WHAT THIS TASK INVOLVES: Repeat the records below exactly, leaving out any pictures.

:: MATERIAL SUPPLIED ::

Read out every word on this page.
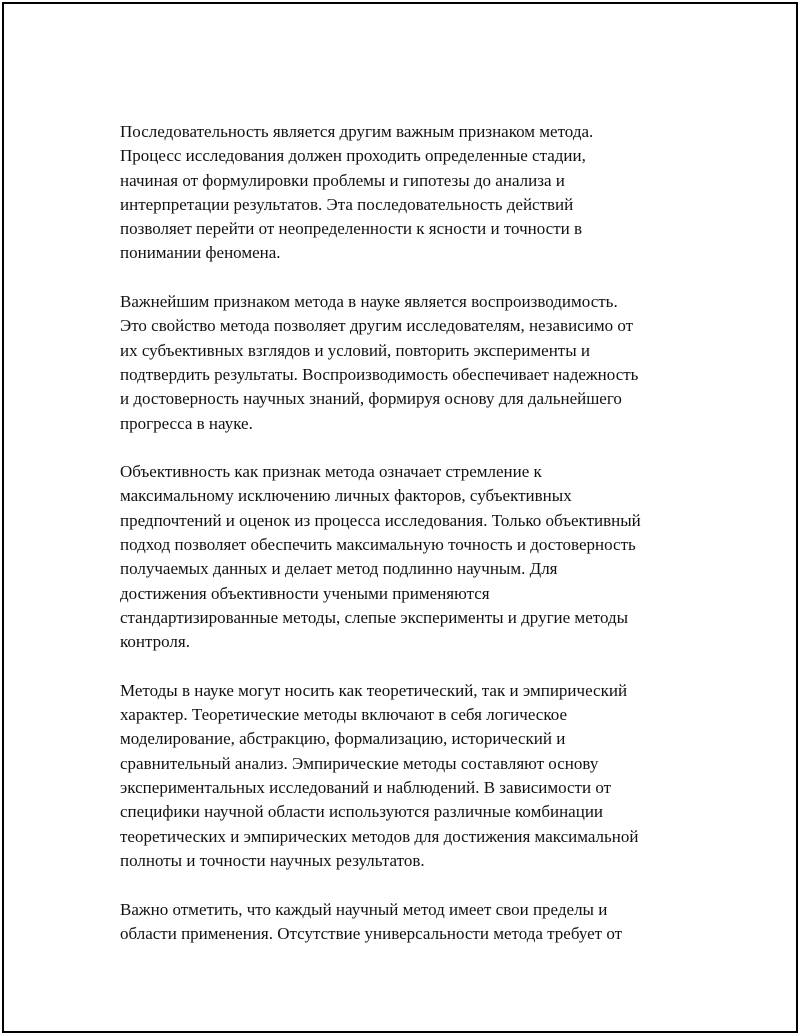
Последовательность является другим важным признаком метода.
Процесс исследования должен проходить определенные стадии,
начиная от формулировки проблемы и гипотезы до анализа и
интерпретации результатов. Эта последовательность действий
позволяет перейти от неопределенности к ясности и точности в
понимании феномена.

Важнейшим признаком метода в науке является воспроизводимость.
Это свойство метода позволяет другим исследователям, независимо от
их субъективных взглядов и условий, повторить эксперименты и
подтвердить результаты. Воспроизводимость обеспечивает надежность
и достоверность научных знаний, формируя основу для дальнейшего
прогресса в науке.

Объективность как признак метода означает стремление к
максимальному исключению личных факторов, субъективных
предпочтений и оценок из процесса исследования. Только объективный
подход позволяет обеспечить максимальную точность и достоверность
получаемых данных и делает метод подлинно научным. Для
достижения объективности учеными применяются
стандартизированные методы, слепые эксперименты и другие методы
контроля.

Методы в науке могут носить как теоретический, так и эмпирический
характер. Теоретические методы включают в себя логическое
моделирование, абстракцию, формализацию, исторический и
сравнительный анализ. Эмпирические методы составляют основу
экспериментальных исследований и наблюдений. В зависимости от
специфики научной области используются различные комбинации
теоретических и эмпирических методов для достижения максимальной
полноты и точности научных результатов.

Важно отметить, что каждый научный метод имеет свои пределы и
области применения. Отсутствие универсальности метода требует от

:::

REPLY:
Read out every word on this page.
Последовательность является другим важным признаком метода.
Процесс исследования должен проходить определенные стадии,
начиная от формулировки проблемы и гипотезы до анализа и
интерпретации результатов. Эта последовательность действий
позволяет перейти от неопределенности к ясности и точности в
понимании феномена.

Важнейшим признаком метода в науке является воспроизводимость.
Это свойство метода позволяет другим исследователям, независимо от
их субъективных взглядов и условий, повторить эксперименты и
подтвердить результаты. Воспроизводимость обеспечивает надежность
и достоверность научных знаний, формируя основу для дальнейшего
прогресса в науке.

Объективность как признак метода означает стремление к
максимальному исключению личных факторов, субъективных
предпочтений и оценок из процесса исследования. Только объективный
подход позволяет обеспечить максимальную точность и достоверность
получаемых данных и делает метод подлинно научным. Для
достижения объективности учеными применяются
стандартизированные методы, слепые эксперименты и другие методы
контроля.

Методы в науке могут носить как теоретический, так и эмпирический
характер. Теоретические методы включают в себя логическое
моделирование, абстракцию, формализацию, исторический и
сравнительный анализ. Эмпирические методы составляют основу
экспериментальных исследований и наблюдений. В зависимости от
специфики научной области используются различные комбинации
теоретических и эмпирических методов для достижения максимальной
полноты и точности научных результатов.

Важно отметить, что каждый научный метод имеет свои пределы и
области применения. Отсутствие универсальности метода требует от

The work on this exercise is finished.